- _Problem_: Copy every line of the records below exactly, keeping each character and line in its original order.

- _Records to use_:
^^^^^^^^
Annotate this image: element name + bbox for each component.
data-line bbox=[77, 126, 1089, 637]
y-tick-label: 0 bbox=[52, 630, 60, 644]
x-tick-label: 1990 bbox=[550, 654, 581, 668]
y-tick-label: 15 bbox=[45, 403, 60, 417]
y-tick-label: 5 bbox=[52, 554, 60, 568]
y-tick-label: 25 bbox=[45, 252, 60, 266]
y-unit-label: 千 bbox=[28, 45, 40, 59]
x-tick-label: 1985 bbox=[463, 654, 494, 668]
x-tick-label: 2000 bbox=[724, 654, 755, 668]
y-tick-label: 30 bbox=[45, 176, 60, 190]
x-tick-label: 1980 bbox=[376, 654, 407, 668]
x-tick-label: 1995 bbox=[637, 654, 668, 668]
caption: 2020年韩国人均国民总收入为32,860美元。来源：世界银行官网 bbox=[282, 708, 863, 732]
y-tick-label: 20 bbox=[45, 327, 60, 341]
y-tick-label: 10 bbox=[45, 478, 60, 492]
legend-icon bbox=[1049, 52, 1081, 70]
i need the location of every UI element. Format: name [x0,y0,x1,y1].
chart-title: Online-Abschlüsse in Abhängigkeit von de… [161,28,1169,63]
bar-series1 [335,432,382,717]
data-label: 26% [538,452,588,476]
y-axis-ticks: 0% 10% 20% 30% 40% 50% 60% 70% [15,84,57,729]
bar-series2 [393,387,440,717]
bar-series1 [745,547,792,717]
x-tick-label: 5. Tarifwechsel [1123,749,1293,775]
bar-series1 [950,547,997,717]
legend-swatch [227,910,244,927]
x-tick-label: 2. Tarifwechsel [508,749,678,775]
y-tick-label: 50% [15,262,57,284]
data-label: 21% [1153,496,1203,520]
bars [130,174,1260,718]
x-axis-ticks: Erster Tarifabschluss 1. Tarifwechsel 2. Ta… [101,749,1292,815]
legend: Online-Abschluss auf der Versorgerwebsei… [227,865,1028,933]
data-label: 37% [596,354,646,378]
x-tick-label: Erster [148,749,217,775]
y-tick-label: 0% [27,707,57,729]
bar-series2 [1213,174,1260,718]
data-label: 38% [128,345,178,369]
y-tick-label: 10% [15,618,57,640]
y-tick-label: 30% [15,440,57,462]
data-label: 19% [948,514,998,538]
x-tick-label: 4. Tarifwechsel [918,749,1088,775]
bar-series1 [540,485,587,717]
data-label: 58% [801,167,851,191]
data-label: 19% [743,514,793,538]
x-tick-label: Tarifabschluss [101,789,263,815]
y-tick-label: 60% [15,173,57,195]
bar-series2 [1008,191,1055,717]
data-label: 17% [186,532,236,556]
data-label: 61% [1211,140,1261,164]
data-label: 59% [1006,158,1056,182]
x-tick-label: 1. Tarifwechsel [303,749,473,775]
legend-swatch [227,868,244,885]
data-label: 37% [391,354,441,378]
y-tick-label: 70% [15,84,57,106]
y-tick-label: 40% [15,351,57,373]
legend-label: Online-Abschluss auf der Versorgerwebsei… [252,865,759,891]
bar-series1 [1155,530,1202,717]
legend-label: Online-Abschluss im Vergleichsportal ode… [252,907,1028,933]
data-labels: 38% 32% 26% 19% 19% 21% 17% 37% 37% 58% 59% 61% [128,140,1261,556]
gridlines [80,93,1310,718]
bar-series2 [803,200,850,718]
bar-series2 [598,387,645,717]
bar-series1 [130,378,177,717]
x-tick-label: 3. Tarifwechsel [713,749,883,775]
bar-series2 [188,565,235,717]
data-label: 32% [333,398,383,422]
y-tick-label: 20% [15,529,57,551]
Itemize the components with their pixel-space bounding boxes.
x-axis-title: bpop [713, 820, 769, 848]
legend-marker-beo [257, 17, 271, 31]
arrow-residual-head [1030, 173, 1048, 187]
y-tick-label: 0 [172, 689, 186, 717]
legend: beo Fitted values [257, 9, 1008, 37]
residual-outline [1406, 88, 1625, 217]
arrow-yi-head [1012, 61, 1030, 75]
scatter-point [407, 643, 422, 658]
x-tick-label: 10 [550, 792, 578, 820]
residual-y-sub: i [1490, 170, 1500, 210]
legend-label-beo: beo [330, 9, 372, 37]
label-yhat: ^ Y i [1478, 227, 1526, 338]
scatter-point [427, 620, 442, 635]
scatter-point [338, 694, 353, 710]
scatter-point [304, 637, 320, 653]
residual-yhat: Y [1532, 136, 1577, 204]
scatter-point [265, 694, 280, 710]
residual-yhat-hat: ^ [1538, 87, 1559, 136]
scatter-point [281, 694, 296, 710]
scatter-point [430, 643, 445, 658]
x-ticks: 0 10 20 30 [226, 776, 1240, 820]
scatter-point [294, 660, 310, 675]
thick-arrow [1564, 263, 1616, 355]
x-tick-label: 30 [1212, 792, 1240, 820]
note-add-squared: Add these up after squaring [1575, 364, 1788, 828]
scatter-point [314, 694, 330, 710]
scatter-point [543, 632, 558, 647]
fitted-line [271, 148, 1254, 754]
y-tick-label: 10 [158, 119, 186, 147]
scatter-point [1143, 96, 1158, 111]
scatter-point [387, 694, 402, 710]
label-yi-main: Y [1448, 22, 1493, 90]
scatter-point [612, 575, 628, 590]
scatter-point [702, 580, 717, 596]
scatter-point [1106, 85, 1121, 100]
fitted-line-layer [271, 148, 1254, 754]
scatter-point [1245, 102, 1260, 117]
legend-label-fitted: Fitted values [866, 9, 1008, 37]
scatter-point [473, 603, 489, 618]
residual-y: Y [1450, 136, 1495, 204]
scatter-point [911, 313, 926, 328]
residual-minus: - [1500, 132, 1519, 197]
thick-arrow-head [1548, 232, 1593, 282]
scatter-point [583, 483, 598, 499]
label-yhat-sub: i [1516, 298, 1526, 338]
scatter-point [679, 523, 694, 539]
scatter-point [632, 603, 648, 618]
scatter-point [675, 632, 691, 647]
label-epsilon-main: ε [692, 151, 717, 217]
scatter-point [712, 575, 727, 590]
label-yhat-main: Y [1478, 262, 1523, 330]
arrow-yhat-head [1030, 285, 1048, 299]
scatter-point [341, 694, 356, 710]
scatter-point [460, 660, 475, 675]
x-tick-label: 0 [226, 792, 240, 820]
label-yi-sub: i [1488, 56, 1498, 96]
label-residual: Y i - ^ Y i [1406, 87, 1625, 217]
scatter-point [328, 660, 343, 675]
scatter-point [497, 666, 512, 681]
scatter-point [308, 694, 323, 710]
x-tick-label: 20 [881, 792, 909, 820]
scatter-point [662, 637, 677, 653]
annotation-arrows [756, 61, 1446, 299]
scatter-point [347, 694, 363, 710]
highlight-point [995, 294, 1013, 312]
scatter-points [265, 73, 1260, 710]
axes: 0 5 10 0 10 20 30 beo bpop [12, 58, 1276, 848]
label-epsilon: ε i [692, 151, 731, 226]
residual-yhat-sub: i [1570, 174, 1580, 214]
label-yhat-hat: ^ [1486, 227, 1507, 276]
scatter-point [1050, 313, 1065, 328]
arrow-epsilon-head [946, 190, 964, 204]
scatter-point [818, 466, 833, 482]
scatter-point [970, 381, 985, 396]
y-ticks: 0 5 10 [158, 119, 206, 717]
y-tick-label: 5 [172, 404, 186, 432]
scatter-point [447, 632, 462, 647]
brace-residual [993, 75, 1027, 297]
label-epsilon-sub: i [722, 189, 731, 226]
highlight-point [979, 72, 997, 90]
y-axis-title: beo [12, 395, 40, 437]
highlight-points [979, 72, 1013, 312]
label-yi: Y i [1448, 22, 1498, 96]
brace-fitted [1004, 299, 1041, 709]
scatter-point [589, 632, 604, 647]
^^^^^^^^
- _Answer to the exercise_:
Annotate this image: element name + bbox for each component.
data-line bbox=[77, 126, 1089, 637]
y-tick-label: 0 bbox=[52, 630, 60, 644]
x-tick-label: 1990 bbox=[550, 654, 581, 668]
y-tick-label: 15 bbox=[45, 403, 60, 417]
y-tick-label: 5 bbox=[52, 554, 60, 568]
y-tick-label: 25 bbox=[45, 252, 60, 266]
y-unit-label: 千 bbox=[28, 45, 40, 59]
x-tick-label: 1985 bbox=[463, 654, 494, 668]
x-tick-label: 2000 bbox=[724, 654, 755, 668]
y-tick-label: 30 bbox=[45, 176, 60, 190]
x-tick-label: 1980 bbox=[376, 654, 407, 668]
x-tick-label: 1995 bbox=[637, 654, 668, 668]
caption: 2020年韩国人均国民总收入为32,860美元。来源：世界银行官网 bbox=[282, 708, 863, 732]
y-tick-label: 20 bbox=[45, 327, 60, 341]
y-tick-label: 10 bbox=[45, 478, 60, 492]
legend-icon bbox=[1049, 52, 1081, 70]
i need the location of every UI element. Format: name [x0,y0,x1,y1].
chart-title: Online-Abschlüsse in Abhängigkeit von de… [161,28,1169,63]
bar-series1 [335,432,382,717]
data-label: 26% [538,452,588,476]
y-axis-ticks: 0% 10% 20% 30% 40% 50% 60% 70% [15,84,57,729]
bar-series2 [393,387,440,717]
bar-series1 [745,547,792,717]
x-tick-label: 5. Tarifwechsel [1123,749,1293,775]
bar-series1 [950,547,997,717]
legend-swatch [227,910,244,927]
x-tick-label: 2. Tarifwechsel [508,749,678,775]
y-tick-label: 50% [15,262,57,284]
data-label: 21% [1153,496,1203,520]
bars [130,174,1260,718]
x-axis-ticks: Erster Tarifabschluss 1. Tarifwechsel 2. Ta… [101,749,1292,815]
legend: Online-Abschluss auf der Versorgerwebsei… [227,865,1028,933]
data-label: 37% [596,354,646,378]
x-tick-label: Erster [148,749,217,775]
y-tick-label: 0% [27,707,57,729]
bar-series2 [1213,174,1260,718]
data-label: 38% [128,345,178,369]
y-tick-label: 10% [15,618,57,640]
y-tick-label: 30% [15,440,57,462]
data-label: 19% [948,514,998,538]
x-tick-label: 4. Tarifwechsel [918,749,1088,775]
bar-series1 [540,485,587,717]
data-label: 58% [801,167,851,191]
data-label: 19% [743,514,793,538]
x-tick-label: Tarifabschluss [101,789,263,815]
y-tick-label: 60% [15,173,57,195]
bar-series2 [1008,191,1055,717]
data-label: 17% [186,532,236,556]
data-label: 61% [1211,140,1261,164]
data-label: 59% [1006,158,1056,182]
x-tick-label: 1. Tarifwechsel [303,749,473,775]
legend-swatch [227,868,244,885]
data-label: 37% [391,354,441,378]
y-tick-label: 70% [15,84,57,106]
y-tick-label: 40% [15,351,57,373]
legend-label: Online-Abschluss auf der Versorgerwebsei… [252,865,759,891]
bar-series1 [1155,530,1202,717]
legend-label: Online-Abschluss im Vergleichsportal ode… [252,907,1028,933]
data-labels: 38% 32% 26% 19% 19% 21% 17% 37% 37% 58% 59% 61% [128,140,1261,556]
gridlines [80,93,1310,718]
bar-series2 [803,200,850,718]
bar-series2 [598,387,645,717]
bar-series1 [130,378,177,717]
x-tick-label: 3. Tarifwechsel [713,749,883,775]
bar-series2 [188,565,235,717]
data-label: 32% [333,398,383,422]
y-tick-label: 20% [15,529,57,551]
Itemize the components with their pixel-space bounding boxes.
x-axis-title: bpop [713, 820, 769, 848]
legend-marker-beo [257, 17, 271, 31]
arrow-residual-head [1030, 173, 1048, 187]
y-tick-label: 0 [172, 689, 186, 717]
legend: beo Fitted values [257, 9, 1008, 37]
residual-outline [1406, 88, 1625, 217]
arrow-yi-head [1012, 61, 1030, 75]
scatter-point [407, 643, 422, 658]
x-tick-label: 10 [550, 792, 578, 820]
residual-y-sub: i [1490, 170, 1500, 210]
legend-label-beo: beo [330, 9, 372, 37]
label-yhat: ^ Y i [1478, 227, 1526, 338]
scatter-point [427, 620, 442, 635]
scatter-point [338, 694, 353, 710]
scatter-point [304, 637, 320, 653]
residual-yhat: Y [1532, 136, 1577, 204]
scatter-point [265, 694, 280, 710]
residual-yhat-hat: ^ [1538, 87, 1559, 136]
scatter-point [281, 694, 296, 710]
scatter-point [430, 643, 445, 658]
x-ticks: 0 10 20 30 [226, 776, 1240, 820]
scatter-point [294, 660, 310, 675]
thick-arrow [1564, 263, 1616, 355]
x-tick-label: 30 [1212, 792, 1240, 820]
note-add-squared: Add these up after squaring [1575, 364, 1788, 828]
scatter-point [314, 694, 330, 710]
scatter-point [543, 632, 558, 647]
fitted-line [271, 148, 1254, 754]
y-tick-label: 10 [158, 119, 186, 147]
scatter-point [1143, 96, 1158, 111]
scatter-point [387, 694, 402, 710]
label-yi-main: Y [1448, 22, 1493, 90]
scatter-point [612, 575, 628, 590]
scatter-point [702, 580, 717, 596]
scatter-point [1106, 85, 1121, 100]
fitted-line-layer [271, 148, 1254, 754]
scatter-point [1245, 102, 1260, 117]
legend-label-fitted: Fitted values [866, 9, 1008, 37]
scatter-point [473, 603, 489, 618]
residual-y: Y [1450, 136, 1495, 204]
scatter-point [911, 313, 926, 328]
residual-minus: - [1500, 132, 1519, 197]
thick-arrow-head [1548, 232, 1593, 282]
scatter-point [583, 483, 598, 499]
label-yhat-sub: i [1516, 298, 1526, 338]
scatter-point [679, 523, 694, 539]
scatter-point [632, 603, 648, 618]
scatter-point [675, 632, 691, 647]
label-epsilon-main: ε [692, 151, 717, 217]
scatter-point [712, 575, 727, 590]
label-yhat-main: Y [1478, 262, 1523, 330]
arrow-yhat-head [1030, 285, 1048, 299]
scatter-point [341, 694, 356, 710]
scatter-point [460, 660, 475, 675]
x-tick-label: 0 [226, 792, 240, 820]
label-yi-sub: i [1488, 56, 1498, 96]
label-residual: Y i - ^ Y i [1406, 87, 1625, 217]
scatter-point [328, 660, 343, 675]
scatter-point [497, 666, 512, 681]
scatter-point [308, 694, 323, 710]
x-tick-label: 20 [881, 792, 909, 820]
scatter-point [662, 637, 677, 653]
annotation-arrows [756, 61, 1446, 299]
scatter-point [347, 694, 363, 710]
highlight-point [995, 294, 1013, 312]
scatter-points [265, 73, 1260, 710]
axes: 0 5 10 0 10 20 30 beo bpop [12, 58, 1276, 848]
label-epsilon: ε i [692, 151, 731, 226]
residual-yhat-sub: i [1570, 174, 1580, 214]
label-yhat-hat: ^ [1486, 227, 1507, 276]
scatter-point [1050, 313, 1065, 328]
arrow-epsilon-head [946, 190, 964, 204]
scatter-point [818, 466, 833, 482]
scatter-point [970, 381, 985, 396]
y-ticks: 0 5 10 [158, 119, 206, 717]
y-tick-label: 5 [172, 404, 186, 432]
scatter-point [447, 632, 462, 647]
brace-residual [993, 75, 1027, 297]
label-epsilon-sub: i [722, 189, 731, 226]
highlight-point [979, 72, 997, 90]
y-axis-title: beo [12, 395, 40, 437]
highlight-points [979, 72, 1013, 312]
label-yi: Y i [1448, 22, 1498, 96]
brace-fitted [1004, 299, 1041, 709]
scatter-point [589, 632, 604, 647]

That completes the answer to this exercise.